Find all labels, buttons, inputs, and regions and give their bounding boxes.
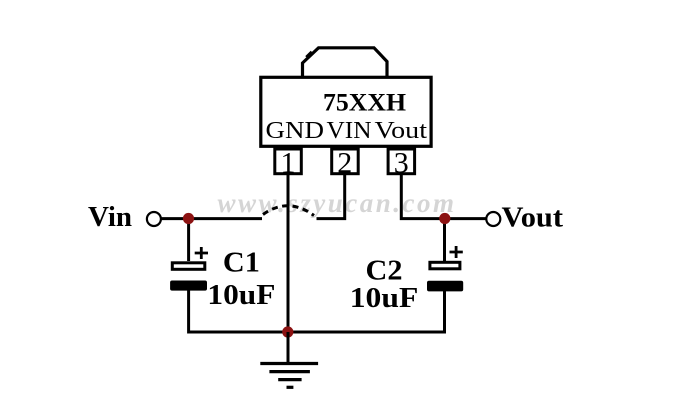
svg-text:10uF: 10uF — [207, 279, 275, 311]
node B junction dot — [439, 213, 450, 224]
IC U1 body — [261, 77, 431, 146]
IC U1 tab crease line — [306, 52, 312, 57]
IC U1 part number 75XXH — [323, 90, 407, 117]
wire pin 1 GND vertical — [287, 173, 290, 361]
wire crossover hop over GND wire — [263, 206, 314, 216]
pin 2 box — [332, 149, 359, 174]
wire pin 3 to Vout — [401, 173, 486, 219]
IC U1 pin name Vout — [375, 118, 428, 144]
label C1 — [223, 247, 260, 279]
svg-text:VIN: VIN — [327, 118, 372, 144]
svg-text:www.szyucan.com: www.szyucan.com — [217, 188, 456, 218]
svg-text:Vout: Vout — [502, 202, 564, 234]
capacitor C1 top plate — [172, 263, 205, 270]
node A junction dot — [183, 213, 194, 224]
pin 3 number — [394, 147, 409, 180]
Vin terminal circle — [147, 212, 161, 226]
capacitor C1 plus sign — [195, 247, 208, 259]
label C2 — [366, 255, 403, 287]
wire hop landing to pin 2 — [317, 173, 345, 219]
wire junction A to C1 — [187, 219, 190, 261]
svg-text:Vin: Vin — [88, 201, 132, 233]
label C2 value 10uF — [350, 282, 419, 314]
wire junction B to C2 — [443, 219, 446, 261]
IC U1 tab — [303, 48, 388, 76]
label Vout — [502, 202, 564, 234]
label Vin — [88, 201, 132, 233]
capacitor C2 top plate — [430, 262, 460, 269]
pin 2 number — [337, 147, 352, 180]
watermark www.szyucan.com — [217, 188, 456, 218]
svg-text:C1: C1 — [223, 247, 260, 279]
pin 1 number — [281, 147, 296, 180]
wire C2 to bottom rail — [288, 291, 445, 332]
capacitor C2 bottom plate — [427, 281, 463, 292]
pin 1 box — [275, 149, 302, 174]
capacitor C2 plus sign — [450, 246, 463, 258]
pin 3 box — [388, 149, 415, 174]
capacitor C1 bottom plate — [170, 281, 207, 291]
svg-text:75XXH: 75XXH — [323, 90, 407, 117]
label C1 value 10uF — [207, 279, 275, 311]
wire Vin terminal to junction A — [161, 217, 262, 220]
wire C1 to bottom rail — [189, 290, 288, 332]
IC U1 pin name VIN — [327, 118, 372, 144]
svg-text:Vout: Vout — [375, 118, 428, 144]
Vout terminal circle — [486, 212, 500, 226]
svg-text:GND: GND — [266, 118, 325, 144]
svg-text:10uF: 10uF — [350, 282, 419, 314]
IC U1 pin name GND — [266, 118, 325, 144]
ground symbol — [260, 332, 318, 387]
node C junction dot on bottom rail — [282, 326, 293, 337]
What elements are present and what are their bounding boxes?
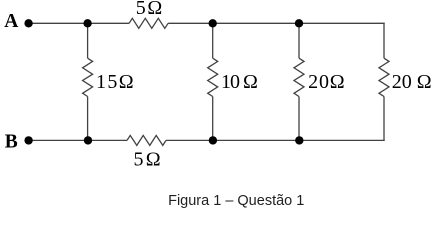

**GOAL OF THE EXERCISE**
How many lines of the records contain the string "name"? Case counts. Reply with the number only.

**TASK SOLUTION**
3